───── THE INPUT

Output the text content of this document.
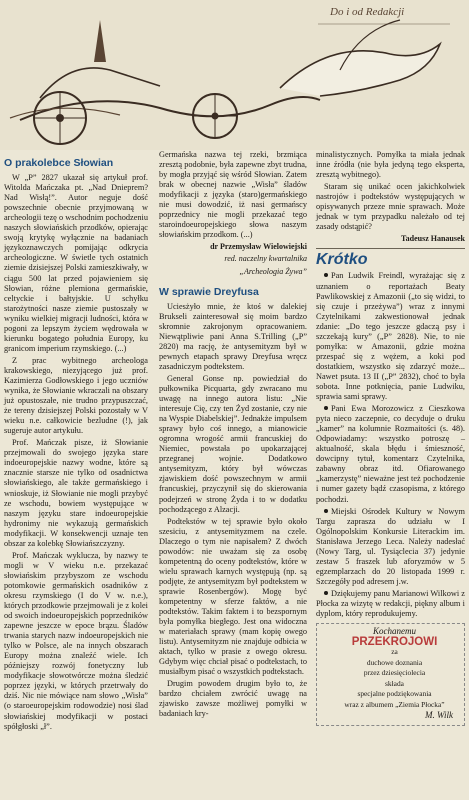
Do i od Redakcji
O prakolebce Słowian

W „P” 2827 ukazał się artykuł prof. Witolda Mańczaka pt. „Nad Dnieprem? Nad Wisłą!”. Autor neguje dość powszechnie obecnie przyjmowaną w archeologii tezę o wschodnim pochodzeniu naszych słowiańskich przodków, opierając swoją krytykę wyłącznie na badaniach językoznawczych pomijając odkrycia archeologiczne. W świetle tych ostatnich ziemie dzisiejszej Polski zamieszkiwały, w ciągu 500 lat przed pojawieniem się Słowian, różne plemiona germańskie, celtyckie i bałtyjskie. U schyłku starożytności nasze ziemie pustoszały w wyniku wielkiej migracji ludności, która w pogoni za lepszym życiem wędrowała w kierunku bogatego południa Europy, ku granicom imperium rzymskiego. (...)

Z prac wybitnego archeologa krakowskiego, niezyjącego już prof. Kazimierza Godłowskiego i jego uczniów wynika, że Słowianie wkraczali na obszary już opustoszałe, nie trudno przypuszczać, że tereny dzisiejszej Polski pozostały w V wieku n.e. całkowicie bezludne (!), jak sugeruje autor artykułu.

Prof. Mańczak pisze, iż Słowianie przejmowali do swojego języka stare indoeuropejskie nazwy wodne, które są znacznie starsze nie tylko od osadnictwa słowiańskiego, ale także germańskiego i wnioskuje, iż Słowianie nie mogli przybyć ze wschodu, bowiem występujące w naszym języku stare indoeuropejskie hydronimy nie wykazują germańskich modyfikacji. W konsekwencji uznaje ten obszar za kolebkę Słowiańszczyzny.

Prof. Mańczak wyklucza, by nazwy te mogli w V wieku n.e. przekazać słowiańskim przybyszom ze wschodu potomkowie germańskich osadników z okresu rzymskiego (I do V w. n.e.), których przodkowie przejmowali je z kolei od swoich indoeuropejskich poprzedników zapewne jeszcze w epoce brązu. Śladów trwania starych nazw indoeuropejskich nie tylko w Polsce, ale na innych obszarach Europy można znaleźć wiele. Ich późniejszy rozwój fonetyczny lub modyfikacje słowotwórcze można śledzić poprzez języki, w których przetrwały do dziś. Nic nie mówiące nam słowo „Wisła” (o staroeuropejskim rodowodzie) nosi ślad słowiańskiej modyfikacji w postaci spółgłoski „ł”.

Germańska nazwa tej rzeki, brzmiąca zresztą podobnie, była zapewne zbyt trudna, by mogła przyjąć się wśród Słowian. Zatem brak w obecnej nazwie „Wisła” śladów modyfikacji z języka (staro)germańskiego nie musi dowodzić, iż nasi germańscy poprzednicy nie mogli przekazać tego staroindoeuropejskiego słowa naszym słowiańskim przodkom. (...)

dr Przemysław Wielowiejski

red. naczelny kwartalnika

„Archeologia Żywa”

W sprawie Dreyfusa

Uciesżyło mnie, że ktoś w dalekiej Brukseli zainteresował się moim bardzo skromnie zakrojonym opracowaniem. Niewątpliwie pani Anna S.Trilling („P” 2820) ma rację, że antysemityzm był w pewnych etapach sprawy Dreyfusa wręcz zasadniczym podtekstem.

General Gonse np. powiedział do pułkownika Picquarta, gdy zwracano mu uwagę na innego autora listu: „Nie interesuje Cię, czy ten Żyd zostanie, czy nie na Wyspie Diabelskiej”. Jednakże impulsem sprawy było coś innego, a mianowicie ogromna wrogość armii francuskiej do Niemiec, powstała po upokarzającej przegranej wojnie. Dodatkowo antysemityzm, który był wówczas zjawiskiem dość powszechnym w armii francuskiej, przyczynił się do skierowania podejrzeń w stronę Żyda i to w dodatku pochodzącego z Alzacji.

Podtekstów w tej sprawie było około szesiciu, z antysemityzmem na czele. Dlaczego o tym nie napisałem? Z dwóch powodów: nie uważam się za osobę kompetentną do oceny podtekstów, które w wielu sprawach karnych występują (np. są podjęte, że antysemityzm był podtekstem w sprawie Rosenbergów). Mogę być kompetentny w sferze faktów, a nie podtekstów. Takim faktem i to bezspornym była pomyłka biegłego. Jest ona widoczna w materiałach sprawy (mam kopię owego listu). Antysemityzm nie znajduje odbicia w aktach, tylko w prasie z owego okresu. Gdybym więc chciał pisać o podtekstach, to musiałbym pisać o wszystkich podtekstach.

Drugim powodem drugim było to, że bardzo chciałem zwrócić uwagę na zjawisko zawsze możliwej pomyłki w badaniach kry-

minalistycznych. Pomyłka ta miała jednak inne źródła (nie była jedyną tego eksperta, zresztą wybitnego).

Staram się unikać ocen jakichkolwiek nastrojów i podtekstów występujących w opisywanych przeze mnie sprawach. Może jednak w tym przypadku należało od tej zasady odstąpić?

Tadeusz Hanausek

Krótko

Pan Ludwik Freindl, wyrażając się z uznaniem o reportażach Beaty Pawlikowskiej z Amazonii („to się widzi, to się czuje i przeżywa”) wraz z innymi Czytelnikami zakwestionował jednak zdanie: „Do tego jeszcze gdaczą psy i szczekają kury” („P” 2828). Nie, to nie pomyłka: w Amazonii, gdzie można przespać się z wężem, a koki pod dostatkiem, wszystko się zdarzyć może... Nawet psuta. 13 II („P” 2832), choć to była sobota. Inne potknięcia, panie Ludwiku, sprawia sami sprawy.

Pani Ewa Morozowicz z Cieszkowa pyta nieco zaczepnie, co decyduje o druku „kamer” na kolumnie Rozmaitości (s. 48). Odpowiadamy: wszystko potroszę – aktualność, skala błędu i śmieszność, dowcipny tytuł, komentarz Czytelnika, zabawny obraz itd. Ofiarowanego „kamerzystę” nieważne jest też pochodzenie i numer gazety bądź czasopisma, z którego pochodzi.

Miejski Ośrodek Kultury w Nowym Targu zaprasza do udziału w I Ogólnopolskim Konkursie Literackim im. Stanisława Jerzego Leca. Należy nadesłać (Nowy Targ, ul. Tysiąclecia 37) jedynie zestaw 5 fraszek lub aforyzmów w 5 egzemplarzach do 20 listopada 1999 r. Szczegóły pod adresem j.w.

Dziękujemy panu Marianowi Wilkowi z Płocka za wizytę w redakcji, piękny album i dyplom, który reprodukujemy.

Kochanemu

PRZEKROJOWI

za

duchowe doznania

przez dziesięciolecia

składa

specjalne podziękowania

wraz z albumem „Ziemia Płocka”

M. Wilk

──────────

> **TASK TO CARRY OUT**: Copy the entries exactly. Leave out the images.

> **ANSWER TO THIS TASK**:
Output the text content of this document.
Do i od Redakcji
O prakolebce Słowian

W „P” 2827 ukazał się artykuł prof. Witolda Mańczaka pt. „Nad Dnieprem? Nad Wisłą!”. Autor neguje dość powszechnie obecnie przyjmowaną w archeologii tezę o wschodnim pochodzeniu naszych słowiańskich przodków, opierając swoją krytykę wyłącznie na badaniach językoznawczych pomijając odkrycia archeologiczne. W świetle tych ostatnich ziemie dzisiejszej Polski zamieszkiwały, w ciągu 500 lat przed pojawieniem się Słowian, różne plemiona germańskie, celtyckie i bałtyjskie. U schyłku starożytności nasze ziemie pustoszały w wyniku wielkiej migracji ludności, która w pogoni za lepszym życiem wędrowała w kierunku bogatego południa Europy, ku granicom imperium rzymskiego. (...)

Z prac wybitnego archeologa krakowskiego, niezyjącego już prof. Kazimierza Godłowskiego i jego uczniów wynika, że Słowianie wkraczali na obszary już opustoszałe, nie trudno przypuszczać, że tereny dzisiejszej Polski pozostały w V wieku n.e. całkowicie bezludne (!), jak sugeruje autor artykułu.

Prof. Mańczak pisze, iż Słowianie przejmowali do swojego języka stare indoeuropejskie nazwy wodne, które są znacznie starsze nie tylko od osadnictwa słowiańskiego, ale także germańskiego i wnioskuje, iż Słowianie nie mogli przybyć ze wschodu, bowiem występujące w naszym języku stare indoeuropejskie hydronimy nie wykazują germańskich modyfikacji. W konsekwencji uznaje ten obszar za kolebkę Słowiańszczyzny.

Prof. Mańczak wyklucza, by nazwy te mogli w V wieku n.e. przekazać słowiańskim przybyszom ze wschodu potomkowie germańskich osadników z okresu rzymskiego (I do V w. n.e.), których przodkowie przejmowali je z kolei od swoich indoeuropejskich poprzedników zapewne jeszcze w epoce brązu. Śladów trwania starych nazw indoeuropejskich nie tylko w Polsce, ale na innych obszarach Europy można znaleźć wiele. Ich późniejszy rozwój fonetyczny lub modyfikacje słowotwórcze można śledzić poprzez języki, w których przetrwały do dziś. Nic nie mówiące nam słowo „Wisła” (o staroeuropejskim rodowodzie) nosi ślad słowiańskiej modyfikacji w postaci spółgłoski „ł”.

Germańska nazwa tej rzeki, brzmiąca zresztą podobnie, była zapewne zbyt trudna, by mogła przyjąć się wśród Słowian. Zatem brak w obecnej nazwie „Wisła” śladów modyfikacji z języka (staro)germańskiego nie musi dowodzić, iż nasi germańscy poprzednicy nie mogli przekazać tego staroindoeuropejskiego słowa naszym słowiańskim przodkom. (...)

dr Przemysław Wielowiejski

red. naczelny kwartalnika

„Archeologia Żywa”

W sprawie Dreyfusa

Uciesżyło mnie, że ktoś w dalekiej Brukseli zainteresował się moim bardzo skromnie zakrojonym opracowaniem. Niewątpliwie pani Anna S.Trilling („P” 2820) ma rację, że antysemityzm był w pewnych etapach sprawy Dreyfusa wręcz zasadniczym podtekstem.

General Gonse np. powiedział do pułkownika Picquarta, gdy zwracano mu uwagę na innego autora listu: „Nie interesuje Cię, czy ten Żyd zostanie, czy nie na Wyspie Diabelskiej”. Jednakże impulsem sprawy było coś innego, a mianowicie ogromna wrogość armii francuskiej do Niemiec, powstała po upokarzającej przegranej wojnie. Dodatkowo antysemityzm, który był wówczas zjawiskiem dość powszechnym w armii francuskiej, przyczynił się do skierowania podejrzeń w stronę Żyda i to w dodatku pochodzącego z Alzacji.

Podtekstów w tej sprawie było około szesiciu, z antysemityzmem na czele. Dlaczego o tym nie napisałem? Z dwóch powodów: nie uważam się za osobę kompetentną do oceny podtekstów, które w wielu sprawach karnych występują (np. są podjęte, że antysemityzm był podtekstem w sprawie Rosenbergów). Mogę być kompetentny w sferze faktów, a nie podtekstów. Takim faktem i to bezspornym była pomyłka biegłego. Jest ona widoczna w materiałach sprawy (mam kopię owego listu). Antysemityzm nie znajduje odbicia w aktach, tylko w prasie z owego okresu. Gdybym więc chciał pisać o podtekstach, to musiałbym pisać o wszystkich podtekstach.

Drugim powodem drugim było to, że bardzo chciałem zwrócić uwagę na zjawisko zawsze możliwej pomyłki w badaniach kry-

minalistycznych. Pomyłka ta miała jednak inne źródła (nie była jedyną tego eksperta, zresztą wybitnego).

Staram się unikać ocen jakichkolwiek nastrojów i podtekstów występujących w opisywanych przeze mnie sprawach. Może jednak w tym przypadku należało od tej zasady odstąpić?

Tadeusz Hanausek

Krótko

Pan Ludwik Freindl, wyrażając się z uznaniem o reportażach Beaty Pawlikowskiej z Amazonii („to się widzi, to się czuje i przeżywa”) wraz z innymi Czytelnikami zakwestionował jednak zdanie: „Do tego jeszcze gdaczą psy i szczekają kury” („P” 2828). Nie, to nie pomyłka: w Amazonii, gdzie można przespać się z wężem, a koki pod dostatkiem, wszystko się zdarzyć może... Nawet psuta. 13 II („P” 2832), choć to była sobota. Inne potknięcia, panie Ludwiku, sprawia sami sprawy.

Pani Ewa Morozowicz z Cieszkowa pyta nieco zaczepnie, co decyduje o druku „kamer” na kolumnie Rozmaitości (s. 48). Odpowiadamy: wszystko potroszę – aktualność, skala błędu i śmieszność, dowcipny tytuł, komentarz Czytelnika, zabawny obraz itd. Ofiarowanego „kamerzystę” nieważne jest też pochodzenie i numer gazety bądź czasopisma, z którego pochodzi.

Miejski Ośrodek Kultury w Nowym Targu zaprasza do udziału w I Ogólnopolskim Konkursie Literackim im. Stanisława Jerzego Leca. Należy nadesłać (Nowy Targ, ul. Tysiąclecia 37) jedynie zestaw 5 fraszek lub aforyzmów w 5 egzemplarzach do 20 listopada 1999 r. Szczegóły pod adresem j.w.

Dziękujemy panu Marianowi Wilkowi z Płocka za wizytę w redakcji, piękny album i dyplom, który reprodukujemy.

Kochanemu

PRZEKROJOWI

za

duchowe doznania

przez dziesięciolecia

składa

specjalne podziękowania

wraz z albumem „Ziemia Płocka”

M. Wilk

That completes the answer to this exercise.